▶ **Extracted information**:
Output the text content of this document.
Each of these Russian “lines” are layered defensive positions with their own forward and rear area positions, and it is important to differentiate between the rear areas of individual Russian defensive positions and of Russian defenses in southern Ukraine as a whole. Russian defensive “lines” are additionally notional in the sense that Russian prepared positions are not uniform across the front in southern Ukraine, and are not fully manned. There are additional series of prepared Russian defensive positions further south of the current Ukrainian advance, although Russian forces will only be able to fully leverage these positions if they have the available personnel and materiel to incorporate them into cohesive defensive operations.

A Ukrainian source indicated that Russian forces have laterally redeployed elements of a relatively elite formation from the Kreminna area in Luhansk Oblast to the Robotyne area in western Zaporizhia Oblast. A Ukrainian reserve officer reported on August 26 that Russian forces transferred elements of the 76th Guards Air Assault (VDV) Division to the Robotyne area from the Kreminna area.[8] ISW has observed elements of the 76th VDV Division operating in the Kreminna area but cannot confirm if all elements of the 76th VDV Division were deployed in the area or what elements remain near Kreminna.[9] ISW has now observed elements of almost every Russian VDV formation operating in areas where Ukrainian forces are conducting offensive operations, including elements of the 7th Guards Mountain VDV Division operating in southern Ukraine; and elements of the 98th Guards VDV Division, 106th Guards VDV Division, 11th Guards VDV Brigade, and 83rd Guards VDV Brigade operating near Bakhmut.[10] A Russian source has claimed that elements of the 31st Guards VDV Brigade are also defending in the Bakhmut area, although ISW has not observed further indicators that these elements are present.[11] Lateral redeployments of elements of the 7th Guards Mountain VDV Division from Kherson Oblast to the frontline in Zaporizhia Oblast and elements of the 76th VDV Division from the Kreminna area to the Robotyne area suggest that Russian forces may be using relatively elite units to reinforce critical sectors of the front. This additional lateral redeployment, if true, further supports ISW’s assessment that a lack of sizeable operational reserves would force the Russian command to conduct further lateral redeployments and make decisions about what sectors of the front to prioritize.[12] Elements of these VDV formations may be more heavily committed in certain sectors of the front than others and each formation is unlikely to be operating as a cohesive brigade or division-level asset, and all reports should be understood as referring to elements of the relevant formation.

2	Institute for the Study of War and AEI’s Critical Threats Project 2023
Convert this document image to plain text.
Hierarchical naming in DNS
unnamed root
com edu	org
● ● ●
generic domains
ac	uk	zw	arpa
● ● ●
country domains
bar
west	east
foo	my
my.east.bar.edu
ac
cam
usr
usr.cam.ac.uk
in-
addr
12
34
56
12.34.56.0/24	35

▶ **What is required**: In the listing above, find the line containing "Convert this document image to plain text.", then reproduce it and each line after it through the end, exactly and with nothing added.

▶ **Reply**:
Convert this document image to plain text.
Hierarchical naming in DNS
unnamed root
com edu	org
● ● ●
generic domains
ac	uk	zw	arpa
● ● ●
country domains
bar
west	east
foo	my
my.east.bar.edu
ac
cam
usr
usr.cam.ac.uk
in-
addr
12
34
56
12.34.56.0/24	35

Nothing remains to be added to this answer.